Recorded data:
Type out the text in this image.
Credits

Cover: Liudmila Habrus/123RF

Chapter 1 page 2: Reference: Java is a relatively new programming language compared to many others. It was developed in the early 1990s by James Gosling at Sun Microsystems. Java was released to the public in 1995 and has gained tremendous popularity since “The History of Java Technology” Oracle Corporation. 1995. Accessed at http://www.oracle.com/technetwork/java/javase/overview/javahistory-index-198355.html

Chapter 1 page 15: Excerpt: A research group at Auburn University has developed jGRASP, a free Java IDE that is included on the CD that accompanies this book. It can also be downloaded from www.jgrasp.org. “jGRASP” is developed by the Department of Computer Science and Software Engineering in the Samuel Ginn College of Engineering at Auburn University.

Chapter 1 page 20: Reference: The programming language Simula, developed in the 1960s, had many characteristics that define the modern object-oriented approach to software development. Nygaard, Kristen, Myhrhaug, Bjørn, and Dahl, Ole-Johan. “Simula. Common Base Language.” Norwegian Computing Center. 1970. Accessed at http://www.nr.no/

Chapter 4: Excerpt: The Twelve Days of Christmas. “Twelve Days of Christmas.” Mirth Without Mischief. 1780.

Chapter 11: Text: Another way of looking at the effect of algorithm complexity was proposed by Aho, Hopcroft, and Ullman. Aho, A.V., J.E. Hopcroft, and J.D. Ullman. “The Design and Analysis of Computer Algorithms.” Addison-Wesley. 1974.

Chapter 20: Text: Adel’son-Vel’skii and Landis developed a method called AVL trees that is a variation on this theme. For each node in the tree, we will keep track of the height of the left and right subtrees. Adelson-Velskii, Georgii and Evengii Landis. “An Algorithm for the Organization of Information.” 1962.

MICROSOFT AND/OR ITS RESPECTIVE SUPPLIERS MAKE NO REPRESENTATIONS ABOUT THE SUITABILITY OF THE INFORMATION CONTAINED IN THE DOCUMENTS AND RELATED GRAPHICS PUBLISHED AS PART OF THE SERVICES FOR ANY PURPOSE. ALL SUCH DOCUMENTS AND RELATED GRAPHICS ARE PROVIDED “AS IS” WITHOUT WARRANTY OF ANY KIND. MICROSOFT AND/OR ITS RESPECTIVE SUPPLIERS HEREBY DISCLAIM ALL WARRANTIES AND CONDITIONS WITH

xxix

#### EXERCISE DESCRIPTION:
Within the listing above, find every line containing the string "developed" and return it.

#### ANSWER TO THE EXERCISE:
Chapter 1 page 2: Reference: Java is a relatively new programming language compared to many others. It was developed in the early 1990s by James Gosling at Sun Microsystems. Java was released to the public in 1995 and has gained tremendous popularity since “The History of Java Technology” Oracle Corporation. 1995. Accessed at http://www.oracle.com/technetwork/java/javase/overview/javahistory-index-198355.html
Chapter 1 page 15: Excerpt: A research group at Auburn University has developed jGRASP, a free Java IDE that is included on the CD that accompanies this book. It can also be downloaded from www.jgrasp.org. “jGRASP” is developed by the Department of Computer Science and Software Engineering in the Samuel Ginn College of Engineering at Auburn University.
Chapter 1 page 20: Reference: The programming language Simula, developed in the 1960s, had many characteristics that define the modern object-oriented approach to software development. Nygaard, Kristen, Myhrhaug, Bjørn, and Dahl, Ole-Johan. “Simula. Common Base Language.” Norwegian Computing Center. 1970. Accessed at http://www.nr.no/
Chapter 20: Text: Adel’son-Vel’skii and Landis developed a method called AVL trees that is a variation on this theme. For each node in the tree, we will keep track of the height of the left and right subtrees. Adelson-Velskii, Georgii and Evengii Landis. “An Algorithm for the Organization of Information.” 1962.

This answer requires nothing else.